TASK TO COMPLETE → Your task is to reproduce the entries below word for word.

Items listed in a dataset:
>>>
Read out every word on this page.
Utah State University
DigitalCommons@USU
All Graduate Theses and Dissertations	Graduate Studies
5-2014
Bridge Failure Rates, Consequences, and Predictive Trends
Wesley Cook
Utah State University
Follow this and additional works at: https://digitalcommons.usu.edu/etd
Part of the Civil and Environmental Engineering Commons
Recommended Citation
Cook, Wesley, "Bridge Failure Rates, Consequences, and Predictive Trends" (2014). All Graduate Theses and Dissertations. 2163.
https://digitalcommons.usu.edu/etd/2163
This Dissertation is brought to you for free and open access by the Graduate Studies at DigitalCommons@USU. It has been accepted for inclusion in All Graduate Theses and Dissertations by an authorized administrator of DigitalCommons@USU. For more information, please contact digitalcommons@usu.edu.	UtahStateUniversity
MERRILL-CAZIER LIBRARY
<<<
WRITTEN RESPONSE →
Read out every word on this page.
Utah State University
DigitalCommons@USU
All Graduate Theses and Dissertations	Graduate Studies
5-2014
Bridge Failure Rates, Consequences, and Predictive Trends
Wesley Cook
Utah State University
Follow this and additional works at: https://digitalcommons.usu.edu/etd
Part of the Civil and Environmental Engineering Commons
Recommended Citation
Cook, Wesley, "Bridge Failure Rates, Consequences, and Predictive Trends" (2014). All Graduate Theses and Dissertations. 2163.
https://digitalcommons.usu.edu/etd/2163
This Dissertation is brought to you for free and open access by the Graduate Studies at DigitalCommons@USU. It has been accepted for inclusion in All Graduate Theses and Dissertations by an authorized administrator of DigitalCommons@USU. For more information, please contact digitalcommons@usu.edu.	UtahStateUniversity
MERRILL-CAZIER LIBRARY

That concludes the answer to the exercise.